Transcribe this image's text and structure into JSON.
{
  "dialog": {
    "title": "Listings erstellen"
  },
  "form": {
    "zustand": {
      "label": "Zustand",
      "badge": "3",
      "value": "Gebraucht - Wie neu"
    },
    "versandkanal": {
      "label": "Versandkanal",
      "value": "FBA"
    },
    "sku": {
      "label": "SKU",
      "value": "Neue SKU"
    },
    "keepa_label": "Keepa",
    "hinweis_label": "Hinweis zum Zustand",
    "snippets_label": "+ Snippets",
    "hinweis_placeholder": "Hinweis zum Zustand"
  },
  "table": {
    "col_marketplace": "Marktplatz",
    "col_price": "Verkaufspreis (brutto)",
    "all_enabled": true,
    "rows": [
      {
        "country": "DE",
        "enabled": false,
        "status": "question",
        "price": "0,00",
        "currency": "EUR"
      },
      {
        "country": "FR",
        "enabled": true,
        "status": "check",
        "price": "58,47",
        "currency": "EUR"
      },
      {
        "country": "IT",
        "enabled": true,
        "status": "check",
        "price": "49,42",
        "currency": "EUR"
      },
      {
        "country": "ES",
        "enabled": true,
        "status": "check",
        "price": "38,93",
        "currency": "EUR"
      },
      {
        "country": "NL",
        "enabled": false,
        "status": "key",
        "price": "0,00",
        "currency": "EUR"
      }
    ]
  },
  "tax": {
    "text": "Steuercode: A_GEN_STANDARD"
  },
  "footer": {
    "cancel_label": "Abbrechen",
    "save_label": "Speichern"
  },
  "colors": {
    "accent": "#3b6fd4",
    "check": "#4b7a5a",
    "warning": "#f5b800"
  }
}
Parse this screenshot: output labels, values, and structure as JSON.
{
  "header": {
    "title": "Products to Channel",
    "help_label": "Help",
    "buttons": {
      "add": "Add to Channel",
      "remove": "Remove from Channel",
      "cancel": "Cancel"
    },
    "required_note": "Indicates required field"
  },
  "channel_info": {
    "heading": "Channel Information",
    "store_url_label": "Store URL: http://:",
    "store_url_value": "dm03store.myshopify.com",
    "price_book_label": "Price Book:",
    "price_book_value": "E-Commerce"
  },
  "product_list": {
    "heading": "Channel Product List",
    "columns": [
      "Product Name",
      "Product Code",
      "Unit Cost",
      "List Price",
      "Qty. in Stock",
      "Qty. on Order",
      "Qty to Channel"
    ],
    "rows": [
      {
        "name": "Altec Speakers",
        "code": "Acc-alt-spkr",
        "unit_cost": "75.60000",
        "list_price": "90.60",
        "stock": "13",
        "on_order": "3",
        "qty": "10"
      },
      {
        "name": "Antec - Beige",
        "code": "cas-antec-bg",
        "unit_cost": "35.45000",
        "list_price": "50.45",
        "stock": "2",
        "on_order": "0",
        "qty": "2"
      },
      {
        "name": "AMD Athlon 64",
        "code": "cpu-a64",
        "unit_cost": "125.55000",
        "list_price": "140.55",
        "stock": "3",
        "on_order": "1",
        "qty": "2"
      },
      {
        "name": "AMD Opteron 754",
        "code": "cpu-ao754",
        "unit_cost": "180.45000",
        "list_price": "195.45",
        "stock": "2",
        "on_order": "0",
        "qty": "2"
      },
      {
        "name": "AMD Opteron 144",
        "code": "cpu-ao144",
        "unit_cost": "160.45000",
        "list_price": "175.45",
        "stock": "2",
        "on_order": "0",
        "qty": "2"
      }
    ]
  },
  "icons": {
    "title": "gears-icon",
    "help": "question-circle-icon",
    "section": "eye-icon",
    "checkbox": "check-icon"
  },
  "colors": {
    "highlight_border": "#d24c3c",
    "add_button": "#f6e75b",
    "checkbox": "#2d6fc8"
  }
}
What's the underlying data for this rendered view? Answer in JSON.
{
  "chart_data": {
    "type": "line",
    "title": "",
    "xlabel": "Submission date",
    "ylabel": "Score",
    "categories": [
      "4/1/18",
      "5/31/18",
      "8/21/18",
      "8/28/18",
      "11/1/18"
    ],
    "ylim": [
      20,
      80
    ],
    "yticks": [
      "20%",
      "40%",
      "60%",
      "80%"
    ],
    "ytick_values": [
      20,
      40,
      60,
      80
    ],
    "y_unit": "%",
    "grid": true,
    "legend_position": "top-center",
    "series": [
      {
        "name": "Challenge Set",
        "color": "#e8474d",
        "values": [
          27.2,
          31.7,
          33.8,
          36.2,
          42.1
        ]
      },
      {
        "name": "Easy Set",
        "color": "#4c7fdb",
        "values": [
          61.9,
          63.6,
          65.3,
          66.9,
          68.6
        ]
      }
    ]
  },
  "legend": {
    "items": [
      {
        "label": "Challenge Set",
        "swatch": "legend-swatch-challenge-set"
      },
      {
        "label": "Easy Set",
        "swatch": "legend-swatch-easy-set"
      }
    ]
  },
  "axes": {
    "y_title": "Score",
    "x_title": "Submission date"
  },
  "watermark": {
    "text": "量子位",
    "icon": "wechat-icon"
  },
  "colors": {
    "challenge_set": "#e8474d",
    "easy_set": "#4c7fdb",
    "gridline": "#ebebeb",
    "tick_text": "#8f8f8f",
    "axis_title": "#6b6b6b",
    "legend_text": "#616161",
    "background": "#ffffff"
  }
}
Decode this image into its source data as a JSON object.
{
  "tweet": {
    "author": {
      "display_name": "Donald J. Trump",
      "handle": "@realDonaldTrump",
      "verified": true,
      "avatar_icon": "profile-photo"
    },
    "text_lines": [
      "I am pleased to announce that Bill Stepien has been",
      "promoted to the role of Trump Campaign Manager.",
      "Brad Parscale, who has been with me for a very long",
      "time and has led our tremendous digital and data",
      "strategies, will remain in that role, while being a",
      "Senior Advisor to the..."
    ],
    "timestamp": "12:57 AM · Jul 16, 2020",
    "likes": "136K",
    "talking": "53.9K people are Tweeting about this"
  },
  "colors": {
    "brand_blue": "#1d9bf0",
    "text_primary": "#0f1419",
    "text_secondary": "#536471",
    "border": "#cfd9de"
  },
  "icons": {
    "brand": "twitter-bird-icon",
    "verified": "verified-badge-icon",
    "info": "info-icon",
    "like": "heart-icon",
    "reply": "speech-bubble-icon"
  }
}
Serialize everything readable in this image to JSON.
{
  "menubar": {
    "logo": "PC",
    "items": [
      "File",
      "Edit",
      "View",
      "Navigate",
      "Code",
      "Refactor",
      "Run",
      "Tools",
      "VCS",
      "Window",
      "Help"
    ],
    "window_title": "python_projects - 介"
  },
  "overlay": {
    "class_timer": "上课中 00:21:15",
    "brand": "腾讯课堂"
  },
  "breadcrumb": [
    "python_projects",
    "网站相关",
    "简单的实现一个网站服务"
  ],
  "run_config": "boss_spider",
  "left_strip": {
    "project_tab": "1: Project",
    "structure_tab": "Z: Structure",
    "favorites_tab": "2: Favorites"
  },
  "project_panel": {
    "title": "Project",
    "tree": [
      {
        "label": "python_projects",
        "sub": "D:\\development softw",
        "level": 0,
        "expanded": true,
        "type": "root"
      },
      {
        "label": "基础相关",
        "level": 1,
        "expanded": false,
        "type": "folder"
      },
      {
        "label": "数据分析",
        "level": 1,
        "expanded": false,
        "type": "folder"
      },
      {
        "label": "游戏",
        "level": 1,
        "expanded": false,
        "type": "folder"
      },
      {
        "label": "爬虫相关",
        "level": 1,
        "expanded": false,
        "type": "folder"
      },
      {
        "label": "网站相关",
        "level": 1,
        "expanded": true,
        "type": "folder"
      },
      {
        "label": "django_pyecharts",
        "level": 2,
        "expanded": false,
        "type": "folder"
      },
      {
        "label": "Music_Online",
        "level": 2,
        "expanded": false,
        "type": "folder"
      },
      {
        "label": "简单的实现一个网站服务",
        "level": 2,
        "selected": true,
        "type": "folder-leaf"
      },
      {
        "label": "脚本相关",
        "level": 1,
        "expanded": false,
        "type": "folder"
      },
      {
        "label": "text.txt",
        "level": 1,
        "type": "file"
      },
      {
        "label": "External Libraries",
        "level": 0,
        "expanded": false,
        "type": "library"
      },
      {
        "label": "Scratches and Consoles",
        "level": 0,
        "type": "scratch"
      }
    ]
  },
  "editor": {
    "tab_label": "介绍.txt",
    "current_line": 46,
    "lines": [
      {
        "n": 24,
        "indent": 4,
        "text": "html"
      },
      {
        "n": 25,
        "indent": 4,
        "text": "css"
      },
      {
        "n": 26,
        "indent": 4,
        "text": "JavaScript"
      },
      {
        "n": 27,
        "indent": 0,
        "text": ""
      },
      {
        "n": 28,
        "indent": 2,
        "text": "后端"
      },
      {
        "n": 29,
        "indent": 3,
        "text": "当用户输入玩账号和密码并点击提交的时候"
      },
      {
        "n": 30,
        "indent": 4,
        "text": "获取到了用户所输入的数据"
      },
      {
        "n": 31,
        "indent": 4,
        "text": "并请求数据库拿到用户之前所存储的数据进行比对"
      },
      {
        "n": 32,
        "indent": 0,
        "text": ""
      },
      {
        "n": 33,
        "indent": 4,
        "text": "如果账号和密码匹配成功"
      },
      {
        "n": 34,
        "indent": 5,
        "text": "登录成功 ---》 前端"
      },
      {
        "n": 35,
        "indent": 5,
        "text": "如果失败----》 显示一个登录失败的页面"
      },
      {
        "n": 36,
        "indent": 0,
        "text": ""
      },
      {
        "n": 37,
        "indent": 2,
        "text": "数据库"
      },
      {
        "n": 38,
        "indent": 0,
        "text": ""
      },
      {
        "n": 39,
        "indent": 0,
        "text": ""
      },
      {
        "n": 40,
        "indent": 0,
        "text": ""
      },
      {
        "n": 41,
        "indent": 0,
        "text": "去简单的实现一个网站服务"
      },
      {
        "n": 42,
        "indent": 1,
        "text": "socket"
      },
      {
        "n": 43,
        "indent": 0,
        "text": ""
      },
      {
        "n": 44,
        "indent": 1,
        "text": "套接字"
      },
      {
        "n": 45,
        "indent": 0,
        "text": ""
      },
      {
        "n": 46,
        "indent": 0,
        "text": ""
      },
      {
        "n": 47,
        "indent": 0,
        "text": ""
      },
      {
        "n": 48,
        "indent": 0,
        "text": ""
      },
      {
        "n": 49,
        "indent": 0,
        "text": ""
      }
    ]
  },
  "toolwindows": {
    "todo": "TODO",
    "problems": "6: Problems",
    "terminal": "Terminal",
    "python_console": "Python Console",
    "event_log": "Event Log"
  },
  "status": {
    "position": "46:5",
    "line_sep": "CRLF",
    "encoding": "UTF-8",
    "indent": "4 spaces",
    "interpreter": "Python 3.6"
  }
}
--------------------------------------------------
■ SET PROBLEM: Among the records above, find each line holding the string "question" and pull it out.

■ FULL OUTPUT:
        "status": "question",
    "help": "question-circle-icon",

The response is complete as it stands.